_What is expected_
Reproduce all the lines below exactly and omit the images.

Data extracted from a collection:
-----

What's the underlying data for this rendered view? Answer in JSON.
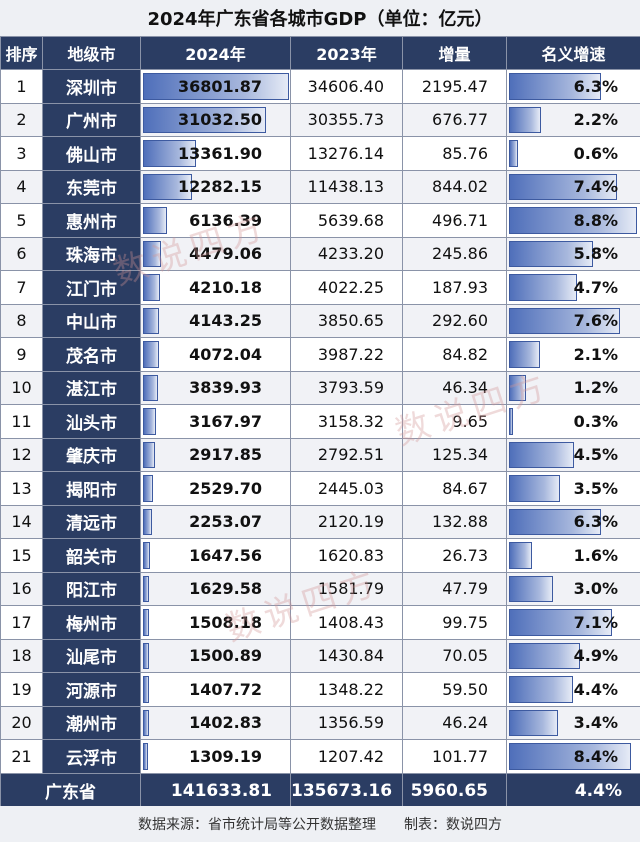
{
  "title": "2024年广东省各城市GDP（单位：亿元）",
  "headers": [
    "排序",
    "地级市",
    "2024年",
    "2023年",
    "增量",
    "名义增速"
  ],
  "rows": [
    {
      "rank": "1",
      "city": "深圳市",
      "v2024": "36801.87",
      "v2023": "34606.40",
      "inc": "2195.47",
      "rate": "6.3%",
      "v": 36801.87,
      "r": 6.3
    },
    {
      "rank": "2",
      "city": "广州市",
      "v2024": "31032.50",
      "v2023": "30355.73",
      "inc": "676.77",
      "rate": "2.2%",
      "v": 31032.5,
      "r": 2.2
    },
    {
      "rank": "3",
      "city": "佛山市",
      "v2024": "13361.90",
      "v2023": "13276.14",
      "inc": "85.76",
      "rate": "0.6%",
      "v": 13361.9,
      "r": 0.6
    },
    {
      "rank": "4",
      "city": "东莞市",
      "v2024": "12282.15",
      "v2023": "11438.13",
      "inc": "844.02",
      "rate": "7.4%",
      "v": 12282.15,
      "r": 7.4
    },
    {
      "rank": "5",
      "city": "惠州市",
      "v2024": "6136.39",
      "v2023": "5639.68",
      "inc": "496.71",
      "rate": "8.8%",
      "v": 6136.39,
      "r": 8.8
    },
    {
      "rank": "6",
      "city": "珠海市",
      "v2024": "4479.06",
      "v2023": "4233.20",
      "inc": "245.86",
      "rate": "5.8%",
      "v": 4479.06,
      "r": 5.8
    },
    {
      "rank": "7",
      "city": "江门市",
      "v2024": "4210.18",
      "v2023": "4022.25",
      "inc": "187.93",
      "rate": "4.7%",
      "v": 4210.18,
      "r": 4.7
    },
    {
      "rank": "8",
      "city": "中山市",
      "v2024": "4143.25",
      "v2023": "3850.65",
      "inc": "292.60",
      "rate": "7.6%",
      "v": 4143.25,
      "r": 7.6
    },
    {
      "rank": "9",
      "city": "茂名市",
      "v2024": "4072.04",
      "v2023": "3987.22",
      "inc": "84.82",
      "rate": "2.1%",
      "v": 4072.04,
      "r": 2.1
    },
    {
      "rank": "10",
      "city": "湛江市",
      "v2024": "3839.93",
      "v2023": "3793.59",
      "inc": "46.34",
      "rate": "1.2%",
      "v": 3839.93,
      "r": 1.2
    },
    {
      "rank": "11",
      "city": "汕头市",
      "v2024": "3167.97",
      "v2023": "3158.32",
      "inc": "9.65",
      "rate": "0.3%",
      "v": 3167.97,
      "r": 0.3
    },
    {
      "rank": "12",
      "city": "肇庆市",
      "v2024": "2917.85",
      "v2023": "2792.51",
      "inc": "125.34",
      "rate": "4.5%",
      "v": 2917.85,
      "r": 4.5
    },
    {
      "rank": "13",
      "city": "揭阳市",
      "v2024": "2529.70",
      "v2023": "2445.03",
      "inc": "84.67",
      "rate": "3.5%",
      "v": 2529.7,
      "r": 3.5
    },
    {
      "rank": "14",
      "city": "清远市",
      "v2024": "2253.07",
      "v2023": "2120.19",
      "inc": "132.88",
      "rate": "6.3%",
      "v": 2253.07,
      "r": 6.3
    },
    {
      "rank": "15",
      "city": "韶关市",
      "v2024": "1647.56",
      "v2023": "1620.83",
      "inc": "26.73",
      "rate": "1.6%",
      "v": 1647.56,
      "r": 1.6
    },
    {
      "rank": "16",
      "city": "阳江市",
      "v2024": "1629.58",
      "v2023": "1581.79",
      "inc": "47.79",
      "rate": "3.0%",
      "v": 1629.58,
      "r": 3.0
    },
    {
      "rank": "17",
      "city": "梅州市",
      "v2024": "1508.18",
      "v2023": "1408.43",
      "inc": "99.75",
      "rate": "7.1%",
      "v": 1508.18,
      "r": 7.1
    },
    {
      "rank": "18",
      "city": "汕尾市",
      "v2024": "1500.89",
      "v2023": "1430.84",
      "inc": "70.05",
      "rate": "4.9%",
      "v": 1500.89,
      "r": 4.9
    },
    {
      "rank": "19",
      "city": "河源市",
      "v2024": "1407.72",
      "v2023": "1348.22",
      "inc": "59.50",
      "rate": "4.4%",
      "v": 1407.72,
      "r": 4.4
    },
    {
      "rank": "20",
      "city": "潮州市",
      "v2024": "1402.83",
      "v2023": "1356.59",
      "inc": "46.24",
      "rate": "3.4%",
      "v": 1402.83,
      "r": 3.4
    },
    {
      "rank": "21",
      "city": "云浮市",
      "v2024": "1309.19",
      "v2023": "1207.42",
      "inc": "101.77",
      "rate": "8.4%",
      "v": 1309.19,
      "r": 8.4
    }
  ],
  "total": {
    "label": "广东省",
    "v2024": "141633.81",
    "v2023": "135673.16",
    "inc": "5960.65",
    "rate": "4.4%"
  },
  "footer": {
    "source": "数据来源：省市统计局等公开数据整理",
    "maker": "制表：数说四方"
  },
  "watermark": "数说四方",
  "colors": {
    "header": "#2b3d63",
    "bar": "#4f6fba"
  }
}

-----

_Written solution_
What's the underlying data for this rendered view? Answer in JSON.
{
  "title": "2024年广东省各城市GDP（单位：亿元）",
  "headers": [
    "排序",
    "地级市",
    "2024年",
    "2023年",
    "增量",
    "名义增速"
  ],
  "rows": [
    {
      "rank": "1",
      "city": "深圳市",
      "v2024": "36801.87",
      "v2023": "34606.40",
      "inc": "2195.47",
      "rate": "6.3%",
      "v": 36801.87,
      "r": 6.3
    },
    {
      "rank": "2",
      "city": "广州市",
      "v2024": "31032.50",
      "v2023": "30355.73",
      "inc": "676.77",
      "rate": "2.2%",
      "v": 31032.5,
      "r": 2.2
    },
    {
      "rank": "3",
      "city": "佛山市",
      "v2024": "13361.90",
      "v2023": "13276.14",
      "inc": "85.76",
      "rate": "0.6%",
      "v": 13361.9,
      "r": 0.6
    },
    {
      "rank": "4",
      "city": "东莞市",
      "v2024": "12282.15",
      "v2023": "11438.13",
      "inc": "844.02",
      "rate": "7.4%",
      "v": 12282.15,
      "r": 7.4
    },
    {
      "rank": "5",
      "city": "惠州市",
      "v2024": "6136.39",
      "v2023": "5639.68",
      "inc": "496.71",
      "rate": "8.8%",
      "v": 6136.39,
      "r": 8.8
    },
    {
      "rank": "6",
      "city": "珠海市",
      "v2024": "4479.06",
      "v2023": "4233.20",
      "inc": "245.86",
      "rate": "5.8%",
      "v": 4479.06,
      "r": 5.8
    },
    {
      "rank": "7",
      "city": "江门市",
      "v2024": "4210.18",
      "v2023": "4022.25",
      "inc": "187.93",
      "rate": "4.7%",
      "v": 4210.18,
      "r": 4.7
    },
    {
      "rank": "8",
      "city": "中山市",
      "v2024": "4143.25",
      "v2023": "3850.65",
      "inc": "292.60",
      "rate": "7.6%",
      "v": 4143.25,
      "r": 7.6
    },
    {
      "rank": "9",
      "city": "茂名市",
      "v2024": "4072.04",
      "v2023": "3987.22",
      "inc": "84.82",
      "rate": "2.1%",
      "v": 4072.04,
      "r": 2.1
    },
    {
      "rank": "10",
      "city": "湛江市",
      "v2024": "3839.93",
      "v2023": "3793.59",
      "inc": "46.34",
      "rate": "1.2%",
      "v": 3839.93,
      "r": 1.2
    },
    {
      "rank": "11",
      "city": "汕头市",
      "v2024": "3167.97",
      "v2023": "3158.32",
      "inc": "9.65",
      "rate": "0.3%",
      "v": 3167.97,
      "r": 0.3
    },
    {
      "rank": "12",
      "city": "肇庆市",
      "v2024": "2917.85",
      "v2023": "2792.51",
      "inc": "125.34",
      "rate": "4.5%",
      "v": 2917.85,
      "r": 4.5
    },
    {
      "rank": "13",
      "city": "揭阳市",
      "v2024": "2529.70",
      "v2023": "2445.03",
      "inc": "84.67",
      "rate": "3.5%",
      "v": 2529.7,
      "r": 3.5
    },
    {
      "rank": "14",
      "city": "清远市",
      "v2024": "2253.07",
      "v2023": "2120.19",
      "inc": "132.88",
      "rate": "6.3%",
      "v": 2253.07,
      "r": 6.3
    },
    {
      "rank": "15",
      "city": "韶关市",
      "v2024": "1647.56",
      "v2023": "1620.83",
      "inc": "26.73",
      "rate": "1.6%",
      "v": 1647.56,
      "r": 1.6
    },
    {
      "rank": "16",
      "city": "阳江市",
      "v2024": "1629.58",
      "v2023": "1581.79",
      "inc": "47.79",
      "rate": "3.0%",
      "v": 1629.58,
      "r": 3.0
    },
    {
      "rank": "17",
      "city": "梅州市",
      "v2024": "1508.18",
      "v2023": "1408.43",
      "inc": "99.75",
      "rate": "7.1%",
      "v": 1508.18,
      "r": 7.1
    },
    {
      "rank": "18",
      "city": "汕尾市",
      "v2024": "1500.89",
      "v2023": "1430.84",
      "inc": "70.05",
      "rate": "4.9%",
      "v": 1500.89,
      "r": 4.9
    },
    {
      "rank": "19",
      "city": "河源市",
      "v2024": "1407.72",
      "v2023": "1348.22",
      "inc": "59.50",
      "rate": "4.4%",
      "v": 1407.72,
      "r": 4.4
    },
    {
      "rank": "20",
      "city": "潮州市",
      "v2024": "1402.83",
      "v2023": "1356.59",
      "inc": "46.24",
      "rate": "3.4%",
      "v": 1402.83,
      "r": 3.4
    },
    {
      "rank": "21",
      "city": "云浮市",
      "v2024": "1309.19",
      "v2023": "1207.42",
      "inc": "101.77",
      "rate": "8.4%",
      "v": 1309.19,
      "r": 8.4
    }
  ],
  "total": {
    "label": "广东省",
    "v2024": "141633.81",
    "v2023": "135673.16",
    "inc": "5960.65",
    "rate": "4.4%"
  },
  "footer": {
    "source": "数据来源：省市统计局等公开数据整理",
    "maker": "制表：数说四方"
  },
  "watermark": "数说四方",
  "colors": {
    "header": "#2b3d63",
    "bar": "#4f6fba"
  }
}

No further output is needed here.